● **Exercise requirements**: Find all the lines with "last" and gather them.

● **Data provided**:
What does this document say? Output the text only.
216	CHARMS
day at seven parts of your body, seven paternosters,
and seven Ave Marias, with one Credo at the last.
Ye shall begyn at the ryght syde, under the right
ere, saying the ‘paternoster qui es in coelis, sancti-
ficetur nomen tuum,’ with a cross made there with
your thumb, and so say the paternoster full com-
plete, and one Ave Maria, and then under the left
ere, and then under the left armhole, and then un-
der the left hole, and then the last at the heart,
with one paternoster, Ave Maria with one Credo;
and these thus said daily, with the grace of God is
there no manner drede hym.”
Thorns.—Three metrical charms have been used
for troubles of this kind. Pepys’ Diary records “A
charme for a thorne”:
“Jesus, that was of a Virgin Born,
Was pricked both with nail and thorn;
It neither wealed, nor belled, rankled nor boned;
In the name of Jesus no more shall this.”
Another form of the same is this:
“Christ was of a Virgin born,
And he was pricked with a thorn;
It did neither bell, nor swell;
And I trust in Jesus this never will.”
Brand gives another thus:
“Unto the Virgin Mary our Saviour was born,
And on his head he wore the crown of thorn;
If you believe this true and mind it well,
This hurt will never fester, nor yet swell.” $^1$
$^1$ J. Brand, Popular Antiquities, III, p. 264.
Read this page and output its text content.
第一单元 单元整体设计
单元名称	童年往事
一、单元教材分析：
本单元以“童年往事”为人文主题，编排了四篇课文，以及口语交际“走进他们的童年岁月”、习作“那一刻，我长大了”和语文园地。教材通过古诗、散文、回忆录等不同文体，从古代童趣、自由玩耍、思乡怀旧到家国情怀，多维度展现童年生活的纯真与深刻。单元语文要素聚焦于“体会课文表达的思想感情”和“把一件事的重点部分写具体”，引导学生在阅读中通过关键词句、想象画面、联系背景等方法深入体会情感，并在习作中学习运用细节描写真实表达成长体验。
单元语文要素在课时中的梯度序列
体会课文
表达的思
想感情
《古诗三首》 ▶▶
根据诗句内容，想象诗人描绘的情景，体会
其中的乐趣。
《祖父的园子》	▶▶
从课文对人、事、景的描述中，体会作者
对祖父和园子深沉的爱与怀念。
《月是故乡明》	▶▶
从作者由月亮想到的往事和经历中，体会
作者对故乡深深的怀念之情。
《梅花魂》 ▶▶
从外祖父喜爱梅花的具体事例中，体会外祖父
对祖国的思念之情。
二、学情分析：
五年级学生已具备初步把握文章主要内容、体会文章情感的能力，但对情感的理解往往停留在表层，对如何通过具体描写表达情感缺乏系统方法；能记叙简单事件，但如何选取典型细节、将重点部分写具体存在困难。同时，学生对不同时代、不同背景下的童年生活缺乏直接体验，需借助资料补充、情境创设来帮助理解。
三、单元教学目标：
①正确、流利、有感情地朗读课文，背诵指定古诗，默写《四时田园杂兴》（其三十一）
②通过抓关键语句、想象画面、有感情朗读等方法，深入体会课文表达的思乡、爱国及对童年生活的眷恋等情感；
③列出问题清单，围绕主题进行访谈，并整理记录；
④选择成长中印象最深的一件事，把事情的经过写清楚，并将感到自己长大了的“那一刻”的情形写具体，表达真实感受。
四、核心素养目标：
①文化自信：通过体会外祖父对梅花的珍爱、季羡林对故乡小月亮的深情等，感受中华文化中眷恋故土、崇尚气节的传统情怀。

● **Solution**:
and seven Ave Marias, with one Credo at the last.
der the left hole, and then the last at the heart,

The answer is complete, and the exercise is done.